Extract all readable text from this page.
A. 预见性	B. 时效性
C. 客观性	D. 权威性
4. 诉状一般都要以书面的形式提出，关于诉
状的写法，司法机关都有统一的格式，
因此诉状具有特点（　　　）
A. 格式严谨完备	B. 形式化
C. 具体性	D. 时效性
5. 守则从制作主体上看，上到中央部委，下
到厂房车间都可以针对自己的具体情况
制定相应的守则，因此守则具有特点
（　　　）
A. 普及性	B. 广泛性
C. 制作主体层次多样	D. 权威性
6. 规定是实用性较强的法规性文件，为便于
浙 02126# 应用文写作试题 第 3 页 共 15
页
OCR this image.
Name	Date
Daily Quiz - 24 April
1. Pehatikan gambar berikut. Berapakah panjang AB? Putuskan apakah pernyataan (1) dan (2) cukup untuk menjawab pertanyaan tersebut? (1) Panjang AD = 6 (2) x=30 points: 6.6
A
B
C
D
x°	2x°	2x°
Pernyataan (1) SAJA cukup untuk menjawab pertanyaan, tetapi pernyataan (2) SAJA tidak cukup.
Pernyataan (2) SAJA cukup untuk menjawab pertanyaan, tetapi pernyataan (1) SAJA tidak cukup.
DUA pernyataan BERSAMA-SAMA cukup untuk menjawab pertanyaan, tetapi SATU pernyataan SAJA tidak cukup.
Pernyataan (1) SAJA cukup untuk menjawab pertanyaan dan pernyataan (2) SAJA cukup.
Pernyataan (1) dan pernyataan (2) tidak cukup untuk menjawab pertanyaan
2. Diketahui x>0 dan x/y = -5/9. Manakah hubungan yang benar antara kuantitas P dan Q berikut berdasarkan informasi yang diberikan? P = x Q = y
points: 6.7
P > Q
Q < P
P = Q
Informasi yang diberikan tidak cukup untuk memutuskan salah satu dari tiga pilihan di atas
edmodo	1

════════

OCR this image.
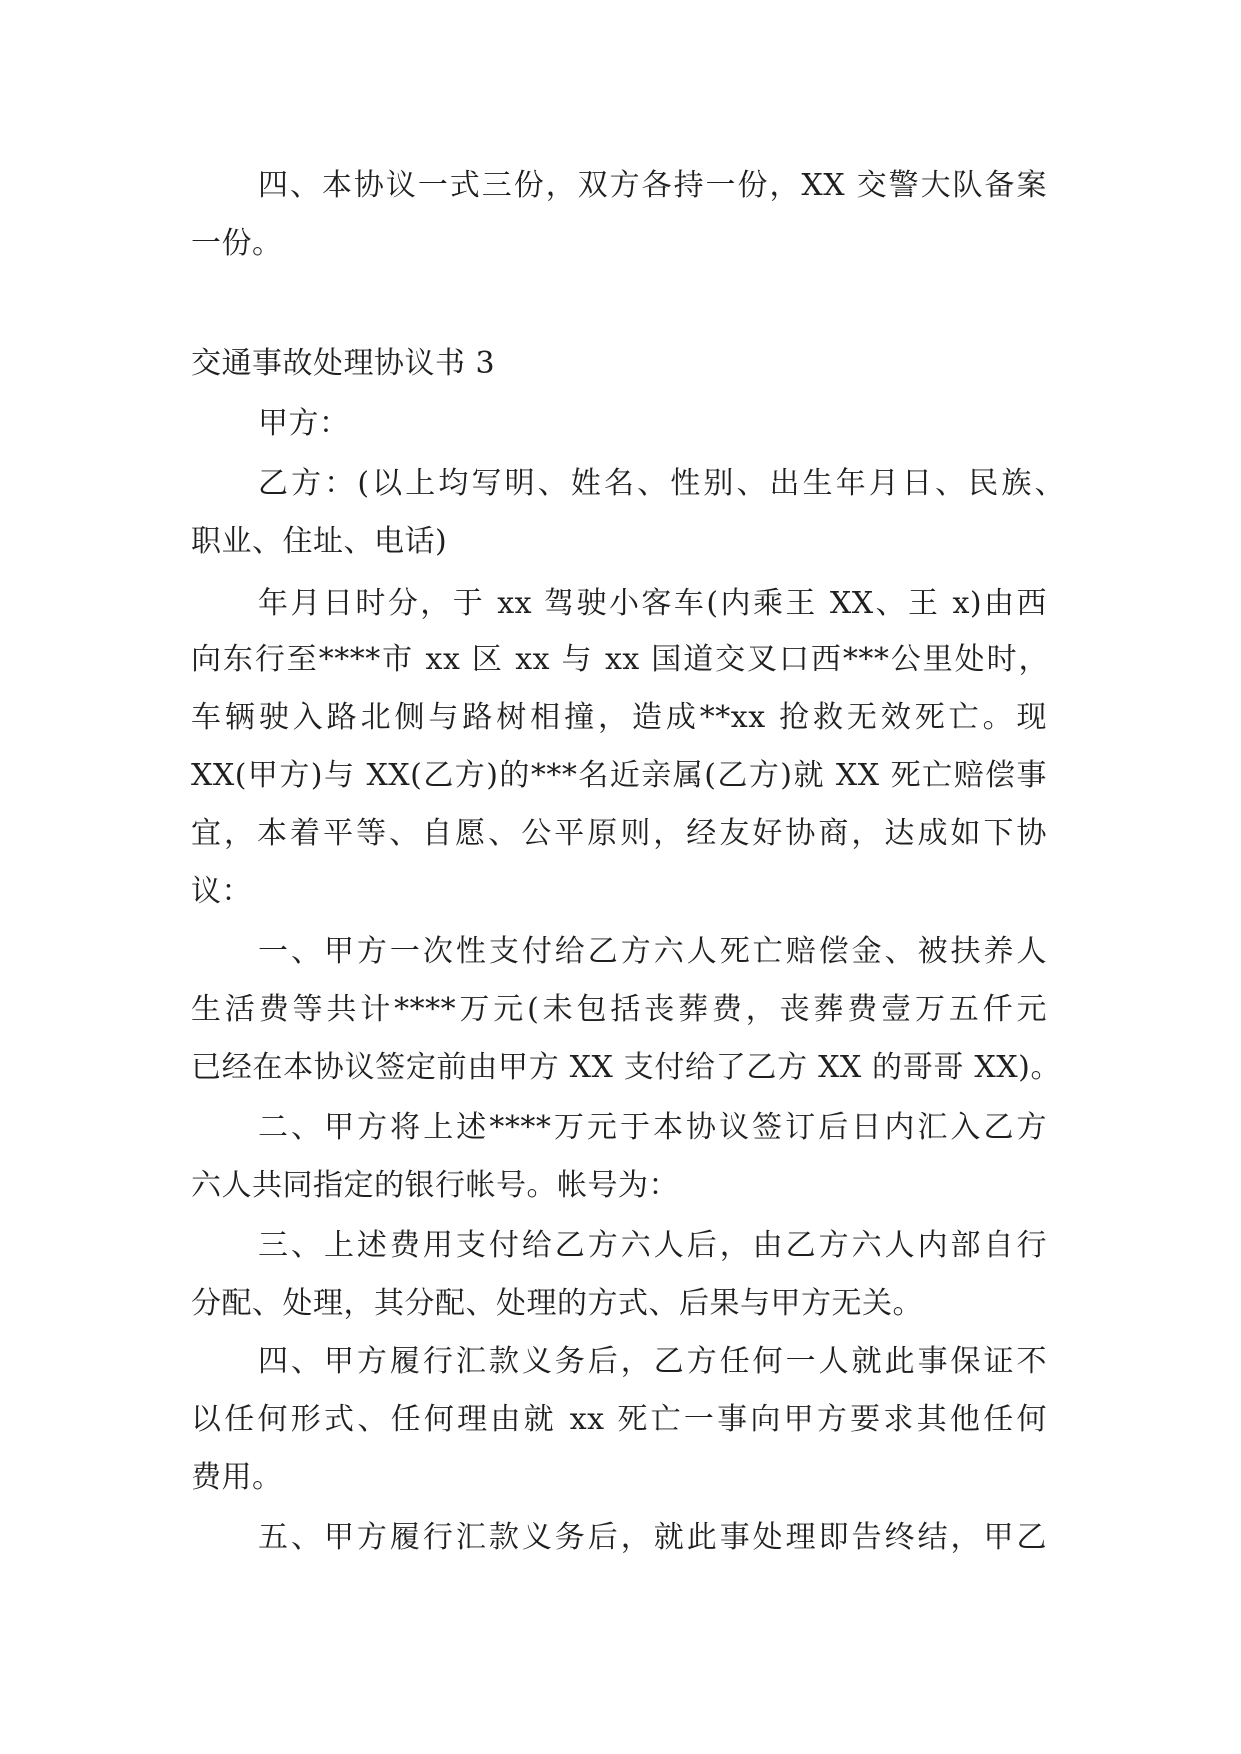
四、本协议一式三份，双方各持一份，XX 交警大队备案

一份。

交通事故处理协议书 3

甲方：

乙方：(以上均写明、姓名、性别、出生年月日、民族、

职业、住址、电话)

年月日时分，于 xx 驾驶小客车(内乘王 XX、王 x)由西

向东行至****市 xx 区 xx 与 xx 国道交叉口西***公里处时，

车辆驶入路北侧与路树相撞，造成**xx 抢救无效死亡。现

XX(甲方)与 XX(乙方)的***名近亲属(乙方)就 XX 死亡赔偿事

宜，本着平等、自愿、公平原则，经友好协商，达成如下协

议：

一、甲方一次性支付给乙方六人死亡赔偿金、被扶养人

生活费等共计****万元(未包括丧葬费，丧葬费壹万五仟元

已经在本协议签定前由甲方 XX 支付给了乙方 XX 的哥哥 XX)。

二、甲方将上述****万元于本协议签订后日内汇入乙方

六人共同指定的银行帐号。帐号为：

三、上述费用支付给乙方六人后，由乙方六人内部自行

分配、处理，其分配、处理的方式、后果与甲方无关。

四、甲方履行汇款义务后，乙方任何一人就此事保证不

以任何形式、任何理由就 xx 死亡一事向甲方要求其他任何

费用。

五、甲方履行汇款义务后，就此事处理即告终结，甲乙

════════

List all lines in the material containing the string "tidak".

#### SOLUTION BELOW:
Pernyataan (1) SAJA cukup untuk menjawab pertanyaan, tetapi pernyataan (2) SAJA tidak cukup.
Pernyataan (2) SAJA cukup untuk menjawab pertanyaan, tetapi pernyataan (1) SAJA tidak cukup.
DUA pernyataan BERSAMA-SAMA cukup untuk menjawab pertanyaan, tetapi SATU pernyataan SAJA tidak cukup.
Pernyataan (1) dan pernyataan (2) tidak cukup untuk menjawab pertanyaan
Informasi yang diberikan tidak cukup untuk memutuskan salah satu dari tiga pilihan di atas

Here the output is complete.